What to produce ▸ Extract all lines that hold the string "tvistigheder".

(Source records)
>>

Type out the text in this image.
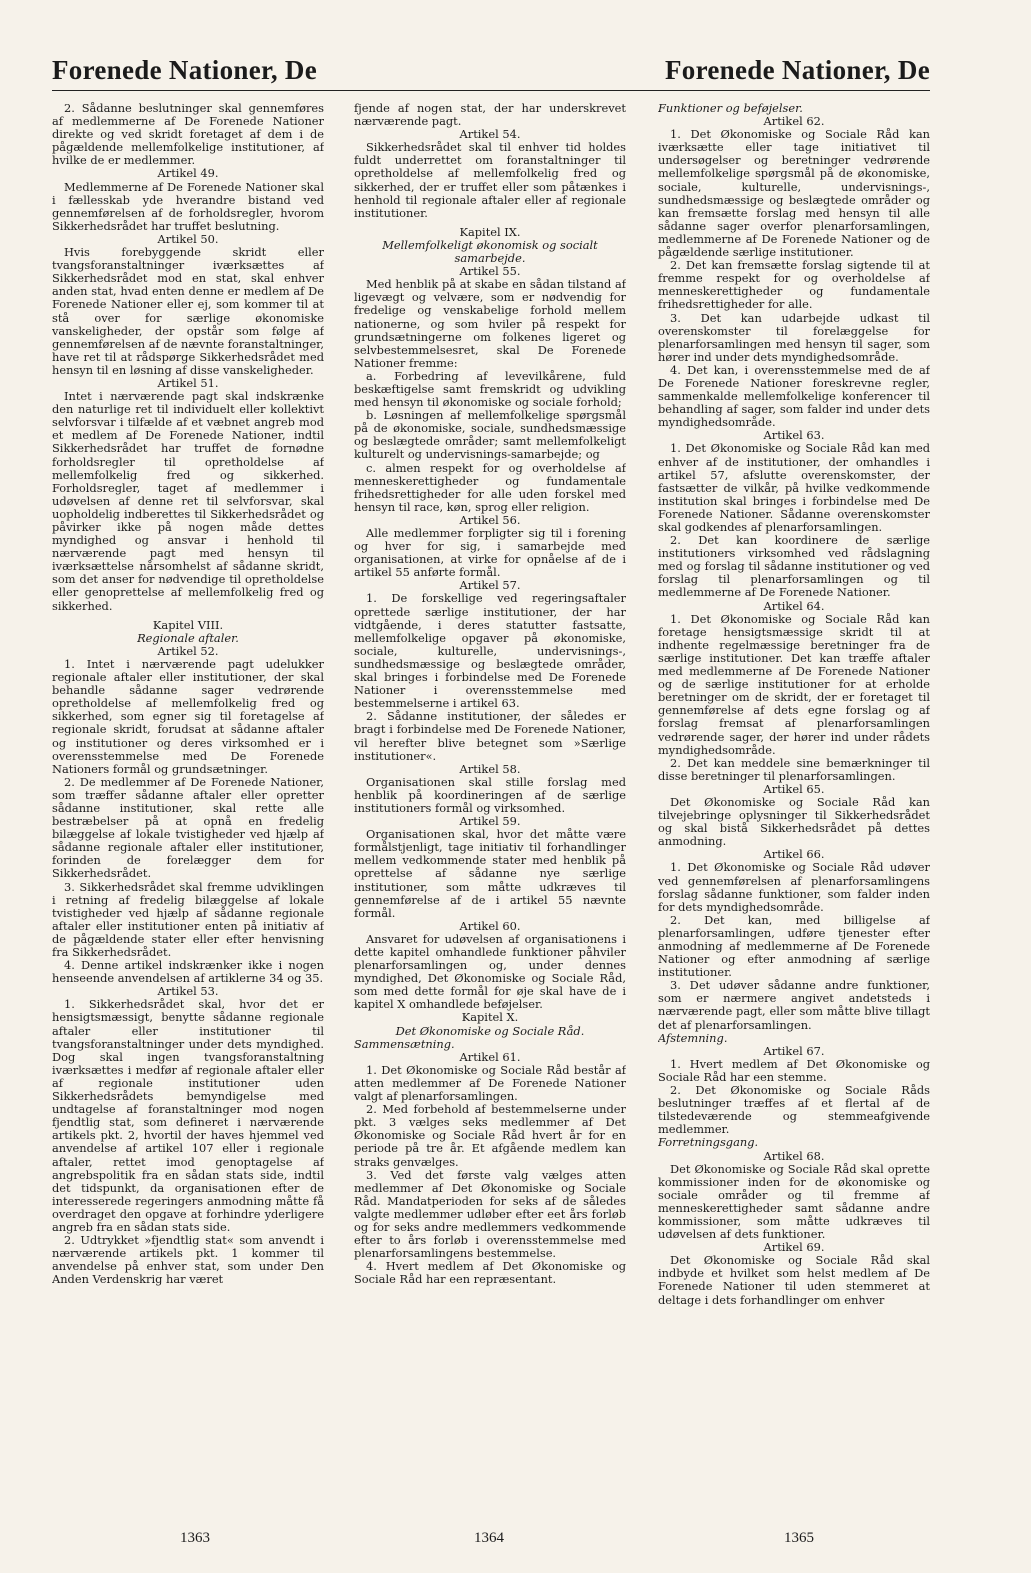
Forenede Nationer, De	Forenede Nationer, De

2. Sådanne beslutninger skal gennemføres af medlemmerne af De Forenede Nationer direkte og ved skridt foretaget af dem i de pågældende mellemfolkelige institutioner, af hvilke de er medlemmer.

Artikel 49.

Medlemmerne af De Forenede Nationer skal i fællesskab yde hverandre bistand ved gennemførelsen af de forholdsregler, hvorom Sikkerhedsrådet har truffet beslutning.

Artikel 50.

Hvis forebyggende skridt eller tvangsforanstaltninger iværksættes af Sikkerhedsrådet mod en stat, skal enhver anden stat, hvad enten denne er medlem af De Forenede Nationer eller ej, som kommer til at stå over for særlige økonomiske vanskeligheder, der opstår som følge af gennemførelsen af de nævnte foranstaltninger, have ret til at rådspørge Sikkerhedsrådet med hensyn til en løsning af disse vanskeligheder.

Artikel 51.

Intet i nærværende pagt skal indskrænke den naturlige ret til individuelt eller kollektivt selvforsvar i tilfælde af et væbnet angreb mod et medlem af De Forenede Nationer, indtil Sikkerhedsrådet har truffet de fornødne forholdsregler til opretholdelse af mellemfolkelig fred og sikkerhed. Forholdsregler, taget af medlemmer i udøvelsen af denne ret til selvforsvar, skal uopholdelig indberettes til Sikkerhedsrådet og påvirker ikke på nogen måde dettes myndighed og ansvar i henhold til nærværende pagt med hensyn til iværksættelse nårsomhelst af sådanne skridt, som det anser for nødvendige til opretholdelse eller genoprettelse af mellemfolkelig fred og sikkerhed.

Kapitel VIII.

Regionale aftaler.

Artikel 52.

1. Intet i nærværende pagt udelukker regionale aftaler eller institutioner, der skal behandle sådanne sager vedrørende opretholdelse af mellemfolkelig fred og sikkerhed, som egner sig til foretagelse af regionale skridt, forudsat at sådanne aftaler og institutioner og deres virksomhed er i overensstemmelse med De Forenede Nationers formål og grundsætninger.

2. De medlemmer af De Forenede Nationer, som træffer sådanne aftaler eller opretter sådanne institutioner, skal rette alle bestræbelser på at opnå en fredelig bilæggelse af lokale tvistigheder ved hjælp af sådanne regionale aftaler eller institutioner, forinden de forelægger dem for Sikkerhedsrådet.

3. Sikkerhedsrådet skal fremme udviklingen i retning af fredelig bilæggelse af lokale tvistigheder ved hjælp af sådanne regionale aftaler eller institutioner enten på initiativ af de pågældende stater eller efter henvisning fra Sikkerhedsrådet.

4. Denne artikel indskrænker ikke i nogen henseende anvendelsen af artiklerne 34 og 35.

Artikel 53.

1. Sikkerhedsrådet skal, hvor det er hensigtsmæssigt, benytte sådanne regionale aftaler eller institutioner til tvangsforanstaltninger under dets myndighed. Dog skal ingen tvangsforanstaltning iværksættes i medfør af regionale aftaler eller af regionale institutioner uden Sikkerhedsrådets bemyndigelse med undtagelse af foranstaltninger mod nogen fjendtlig stat, som defineret i nærværende artikels pkt. 2, hvortil der haves hjemmel ved anvendelse af artikel 107 eller i regionale aftaler, rettet imod genoptagelse af angrebspolitik fra en sådan stats side, indtil det tidspunkt, da organisationen efter de interesserede regeringers anmodning måtte få overdraget den opgave at forhindre yderligere angreb fra en sådan stats side.

2. Udtrykket »fjendtlig stat« som anvendt i nærværende artikels pkt. 1 kommer til anvendelse på enhver stat, som under Den Anden Verdenskrig har været

fjende af nogen stat, der har underskrevet nærværende pagt.

Artikel 54.

Sikkerhedsrådet skal til enhver tid holdes fuldt underrettet om foranstaltninger til opretholdelse af mellemfolkelig fred og sikkerhed, der er truffet eller som påtænkes i henhold til regionale aftaler eller af regionale institutioner.

Kapitel IX.

Mellemfolkeligt økonomisk og socialt samarbejde.

Artikel 55.

Med henblik på at skabe en sådan tilstand af ligevægt og velvære, som er nødvendig for fredelige og venskabelige forhold mellem nationerne, og som hviler på respekt for grundsætningerne om folkenes ligeret og selvbestemmelsesret, skal De Forenede Nationer fremme:

a. Forbedring af levevilkårene, fuld beskæftigelse samt fremskridt og udvikling med hensyn til økonomiske og sociale forhold;

b. Løsningen af mellemfolkelige spørgsmål på de økonomiske, sociale, sundhedsmæssige og beslægtede områder; samt mellemfolkeligt kulturelt og undervisnings-samarbejde; og

c. almen respekt for og overholdelse af menneskerettigheder og fundamentale frihedsrettigheder for alle uden forskel med hensyn til race, køn, sprog eller religion.

Artikel 56.

Alle medlemmer forpligter sig til i forening og hver for sig, i samarbejde med organisationen, at virke for opnåelse af de i artikel 55 anførte formål.

Artikel 57.

1. De forskellige ved regeringsaftaler oprettede særlige institutioner, der har vidtgående, i deres statutter fastsatte, mellemfolkelige opgaver på økonomiske, sociale, kulturelle, undervisnings-, sundhedsmæssige og beslægtede områder, skal bringes i forbindelse med De Forenede Nationer i overensstemmelse med bestemmelserne i artikel 63.

2. Sådanne institutioner, der således er bragt i forbindelse med De Forenede Nationer, vil herefter blive betegnet som »Særlige institutioner«.

Artikel 58.

Organisationen skal stille forslag med henblik på koordineringen af de særlige institutioners formål og virksomhed.

Artikel 59.

Organisationen skal, hvor det måtte være formålstjenligt, tage initiativ til forhandlinger mellem vedkommende stater med henblik på oprettelse af sådanne nye særlige institutioner, som måtte udkræves til gennemførelse af de i artikel 55 nævnte formål.

Artikel 60.

Ansvaret for udøvelsen af organisationens i dette kapitel omhandlede funktioner påhviler plenarforsamlingen og, under dennes myndighed, Det Økonomiske og Sociale Råd, som med dette formål for øje skal have de i kapitel X omhandlede beføjelser.

Kapitel X.

Det Økonomiske og Sociale Råd.

Sammensætning.

Artikel 61.

1. Det Økonomiske og Sociale Råd består af atten medlemmer af De Forenede Nationer valgt af plenarforsamlingen.

2. Med forbehold af bestemmelserne under pkt. 3 vælges seks medlemmer af Det Økonomiske og Sociale Råd hvert år for en periode på tre år. Et afgående medlem kan straks genvælges.

3. Ved det første valg vælges atten medlemmer af Det Økonomiske og Sociale Råd. Mandatperioden for seks af de således valgte medlemmer udløber efter eet års forløb og for seks andre medlemmers vedkommende efter to års forløb i overensstemmelse med plenarforsamlingens bestemmelse.

4. Hvert medlem af Det Økonomiske og Sociale Råd har een repræsentant.

Funktioner og beføjelser.

Artikel 62.

1. Det Økonomiske og Sociale Råd kan iværksætte eller tage initiativet til undersøgelser og beretninger vedrørende mellemfolkelige spørgsmål på de økonomiske, sociale, kulturelle, undervisnings-, sundhedsmæssige og beslægtede områder og kan fremsætte forslag med hensyn til alle sådanne sager overfor plenarforsamlingen, medlemmerne af De Forenede Nationer og de pågældende særlige institutioner.

2. Det kan fremsætte forslag sigtende til at fremme respekt for og overholdelse af menneskerettigheder og fundamentale frihedsrettigheder for alle.

3. Det kan udarbejde udkast til overenskomster til forelæggelse for plenarforsamlingen med hensyn til sager, som hører ind under dets myndighedsområde.

4. Det kan, i overensstemmelse med de af De Forenede Nationer foreskrevne regler, sammenkalde mellemfolkelige konferencer til behandling af sager, som falder ind under dets myndighedsområde.

Artikel 63.

1. Det Økonomiske og Sociale Råd kan med enhver af de institutioner, der omhandles i artikel 57, afslutte overenskomster, der fastsætter de vilkår, på hvilke vedkommende institution skal bringes i forbindelse med De Forenede Nationer. Sådanne overenskomster skal godkendes af plenarforsamlingen.

2. Det kan koordinere de særlige institutioners virksomhed ved rådslagning med og forslag til sådanne institutioner og ved forslag til plenarforsamlingen og til medlemmerne af De Forenede Nationer.

Artikel 64.

1. Det Økonomiske og Sociale Råd kan foretage hensigtsmæssige skridt til at indhente regelmæssige beretninger fra de særlige institutioner. Det kan træffe aftaler med medlemmerne af De Forenede Nationer og de særlige institutioner for at erholde beretninger om de skridt, der er foretaget til gennemførelse af dets egne forslag og af forslag fremsat af plenarforsamlingen vedrørende sager, der hører ind under rådets myndighedsområde.

2. Det kan meddele sine bemærkninger til disse beretninger til plenarforsamlingen.

Artikel 65.

Det Økonomiske og Sociale Råd kan tilvejebringe oplysninger til Sikkerhedsrådet og skal bistå Sikkerhedsrådet på dettes anmodning.

Artikel 66.

1. Det Økonomiske og Sociale Råd udøver ved gennemførelsen af plenarforsamlingens forslag sådanne funktioner, som falder inden for dets myndighedsområde.

2. Det kan, med billigelse af plenarforsamlingen, udføre tjenester efter anmodning af medlemmerne af De Forenede Nationer og efter anmodning af særlige institutioner.

3. Det udøver sådanne andre funktioner, som er nærmere angivet andetsteds i nærværende pagt, eller som måtte blive tillagt det af plenarforsamlingen.

Afstemning.

Artikel 67.

1. Hvert medlem af Det Økonomiske og Sociale Råd har een stemme.

2. Det Økonomiske og Sociale Råds beslutninger træffes af et flertal af de tilstedeværende og stemmeafgivende medlemmer.

Forretningsgang.

Artikel 68.

Det Økonomiske og Sociale Råd skal oprette kommissioner inden for de økonomiske og sociale områder og til fremme af menneskerettigheder samt sådanne andre kommissioner, som måtte udkræves til udøvelsen af dets funktioner.

Artikel 69.

Det Økonomiske og Sociale Råd skal indbyde et hvilket som helst medlem af De Forenede Nationer til uden stemmeret at deltage i dets forhandlinger om enhver

1363	1364	1365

<<

Written solution ▸
2. De medlemmer af De Forenede Nationer, som træffer sådanne aftaler eller opretter sådanne institutioner, skal rette alle bestræbelser på at opnå en fredelig bilæggelse af lokale tvistigheder ved hjælp af sådanne regionale aftaler eller institutioner, forinden de forelægger dem for Sikkerhedsrådet.
3. Sikkerhedsrådet skal fremme udviklingen i retning af fredelig bilæggelse af lokale tvistigheder ved hjælp af sådanne regionale aftaler eller institutioner enten på initiativ af de pågældende stater eller efter henvisning fra Sikkerhedsrådet.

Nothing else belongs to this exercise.